**Task description:** In the passage on xylazine, how many patients from the Toxicology Investigators Consortium did Love et al. report on?
(Page extract Opens)
In the second article in this Journal, Love et al. [Citation42] report on 90 patients from the Toxicology Investigators Consortium (ToxIC) who had confirmed xylazine concentrations in the setting of opioid use. Although this population was clinically less ill than the patients reported following veterinary xylazine injection (possibly related to dose used and publication bias in the individual reports), and interpretation of the contribution of xylazine in these ToxIC patients is confounded by co-used drugs, the value of this report is that every patient had analytically confirmed xylazine use. Most importantly, among patients who used opioids and tested positive for xylazine, both coma and cardiac arrest occurred less often than in those patients who used opioids and tested negative for xylazine. While no cause for this finding can be derived from the data, it is reasonable to speculate that either the presence of xylazine offers some protection or more likely that xylazine is less toxic than the opioids and the greater the xylazine adulteration, the less opioid received by the user. Either way, these data cast doubt on the public health implications of xylazine in the illicit drug supply and suggest areas for future research.
(Page extract Closes)
(Input data Opens)
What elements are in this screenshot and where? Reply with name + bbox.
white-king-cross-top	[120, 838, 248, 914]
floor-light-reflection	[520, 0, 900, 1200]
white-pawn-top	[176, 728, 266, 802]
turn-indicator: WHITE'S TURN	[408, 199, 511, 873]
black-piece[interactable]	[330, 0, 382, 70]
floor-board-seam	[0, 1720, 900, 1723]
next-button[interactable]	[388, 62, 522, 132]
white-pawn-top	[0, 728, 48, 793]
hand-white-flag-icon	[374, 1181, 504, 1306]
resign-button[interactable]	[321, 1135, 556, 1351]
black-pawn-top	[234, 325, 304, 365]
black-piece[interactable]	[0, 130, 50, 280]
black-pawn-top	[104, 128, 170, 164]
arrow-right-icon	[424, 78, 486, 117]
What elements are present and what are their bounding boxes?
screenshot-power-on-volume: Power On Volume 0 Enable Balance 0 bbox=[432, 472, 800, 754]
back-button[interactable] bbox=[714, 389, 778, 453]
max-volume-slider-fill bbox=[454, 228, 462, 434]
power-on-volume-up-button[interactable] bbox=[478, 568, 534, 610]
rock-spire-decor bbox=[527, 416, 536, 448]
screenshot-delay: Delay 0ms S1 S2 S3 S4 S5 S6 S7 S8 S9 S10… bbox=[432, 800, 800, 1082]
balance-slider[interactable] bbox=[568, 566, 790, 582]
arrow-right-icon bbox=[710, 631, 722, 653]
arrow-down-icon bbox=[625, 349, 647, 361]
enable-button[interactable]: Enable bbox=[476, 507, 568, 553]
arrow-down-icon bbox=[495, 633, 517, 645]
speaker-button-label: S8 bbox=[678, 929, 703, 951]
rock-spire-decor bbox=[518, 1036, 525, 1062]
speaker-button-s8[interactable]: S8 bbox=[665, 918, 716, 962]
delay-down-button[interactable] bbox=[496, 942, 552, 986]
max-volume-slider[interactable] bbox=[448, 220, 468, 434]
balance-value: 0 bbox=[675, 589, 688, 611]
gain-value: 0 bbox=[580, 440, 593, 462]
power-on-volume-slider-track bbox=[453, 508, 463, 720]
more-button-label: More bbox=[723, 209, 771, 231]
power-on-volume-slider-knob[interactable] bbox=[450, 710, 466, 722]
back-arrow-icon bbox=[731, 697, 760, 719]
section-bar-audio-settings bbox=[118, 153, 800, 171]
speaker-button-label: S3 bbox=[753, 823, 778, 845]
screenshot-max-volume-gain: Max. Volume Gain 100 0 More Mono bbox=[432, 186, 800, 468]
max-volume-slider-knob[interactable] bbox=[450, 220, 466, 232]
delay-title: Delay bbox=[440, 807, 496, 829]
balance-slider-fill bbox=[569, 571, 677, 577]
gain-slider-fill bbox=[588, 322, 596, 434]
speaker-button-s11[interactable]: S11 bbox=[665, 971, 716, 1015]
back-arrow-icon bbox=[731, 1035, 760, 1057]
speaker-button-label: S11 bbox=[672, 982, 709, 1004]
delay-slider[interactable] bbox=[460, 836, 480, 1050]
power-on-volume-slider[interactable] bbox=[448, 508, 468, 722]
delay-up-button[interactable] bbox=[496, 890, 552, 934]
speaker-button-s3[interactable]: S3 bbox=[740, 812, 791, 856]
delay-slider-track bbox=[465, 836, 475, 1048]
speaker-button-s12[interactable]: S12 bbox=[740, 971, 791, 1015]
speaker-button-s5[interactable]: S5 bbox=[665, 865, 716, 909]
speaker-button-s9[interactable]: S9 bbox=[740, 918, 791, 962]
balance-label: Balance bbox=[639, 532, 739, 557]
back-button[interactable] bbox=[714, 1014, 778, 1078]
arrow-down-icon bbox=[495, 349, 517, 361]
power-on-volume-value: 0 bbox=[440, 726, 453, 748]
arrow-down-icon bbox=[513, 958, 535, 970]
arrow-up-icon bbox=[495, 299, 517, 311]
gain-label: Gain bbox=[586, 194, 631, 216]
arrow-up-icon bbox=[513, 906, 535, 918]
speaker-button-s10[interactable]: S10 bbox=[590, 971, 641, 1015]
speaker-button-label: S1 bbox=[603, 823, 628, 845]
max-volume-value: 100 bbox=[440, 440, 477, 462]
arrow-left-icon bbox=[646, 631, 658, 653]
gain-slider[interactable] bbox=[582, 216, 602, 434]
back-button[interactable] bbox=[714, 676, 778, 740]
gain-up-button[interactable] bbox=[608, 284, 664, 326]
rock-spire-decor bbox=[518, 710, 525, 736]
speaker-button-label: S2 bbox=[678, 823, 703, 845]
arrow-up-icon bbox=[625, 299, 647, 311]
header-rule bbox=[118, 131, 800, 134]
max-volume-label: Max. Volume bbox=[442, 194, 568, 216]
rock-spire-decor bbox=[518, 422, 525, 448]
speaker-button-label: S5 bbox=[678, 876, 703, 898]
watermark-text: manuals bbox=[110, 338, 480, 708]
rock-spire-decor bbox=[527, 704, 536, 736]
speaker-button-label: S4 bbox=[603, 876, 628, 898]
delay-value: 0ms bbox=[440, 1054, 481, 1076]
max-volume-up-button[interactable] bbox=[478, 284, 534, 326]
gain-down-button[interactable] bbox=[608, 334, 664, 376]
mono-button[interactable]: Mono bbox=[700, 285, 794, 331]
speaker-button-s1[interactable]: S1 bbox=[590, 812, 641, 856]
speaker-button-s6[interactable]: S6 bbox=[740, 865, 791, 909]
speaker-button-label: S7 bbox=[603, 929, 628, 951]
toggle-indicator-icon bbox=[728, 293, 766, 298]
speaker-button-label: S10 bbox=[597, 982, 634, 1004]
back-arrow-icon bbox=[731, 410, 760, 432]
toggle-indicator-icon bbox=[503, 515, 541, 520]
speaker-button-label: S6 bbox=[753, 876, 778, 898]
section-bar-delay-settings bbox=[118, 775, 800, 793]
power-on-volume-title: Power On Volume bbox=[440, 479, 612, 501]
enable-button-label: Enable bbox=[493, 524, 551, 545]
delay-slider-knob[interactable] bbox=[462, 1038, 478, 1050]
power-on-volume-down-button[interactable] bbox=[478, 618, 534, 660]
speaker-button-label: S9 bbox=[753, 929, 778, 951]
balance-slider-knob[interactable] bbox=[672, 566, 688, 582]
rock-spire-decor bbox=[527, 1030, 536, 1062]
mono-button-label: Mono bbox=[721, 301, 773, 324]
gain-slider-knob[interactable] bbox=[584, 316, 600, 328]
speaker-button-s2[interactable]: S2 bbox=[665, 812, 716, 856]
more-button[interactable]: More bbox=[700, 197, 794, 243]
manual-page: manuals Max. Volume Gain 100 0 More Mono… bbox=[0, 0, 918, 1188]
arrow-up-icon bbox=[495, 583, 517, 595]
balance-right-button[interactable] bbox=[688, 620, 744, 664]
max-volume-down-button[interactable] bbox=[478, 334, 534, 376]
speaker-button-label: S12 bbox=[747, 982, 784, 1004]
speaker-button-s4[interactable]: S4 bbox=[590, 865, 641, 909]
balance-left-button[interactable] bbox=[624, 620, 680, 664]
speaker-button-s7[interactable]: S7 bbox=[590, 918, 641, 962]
(Input data Closes)
**Problem solution:** 90 patients.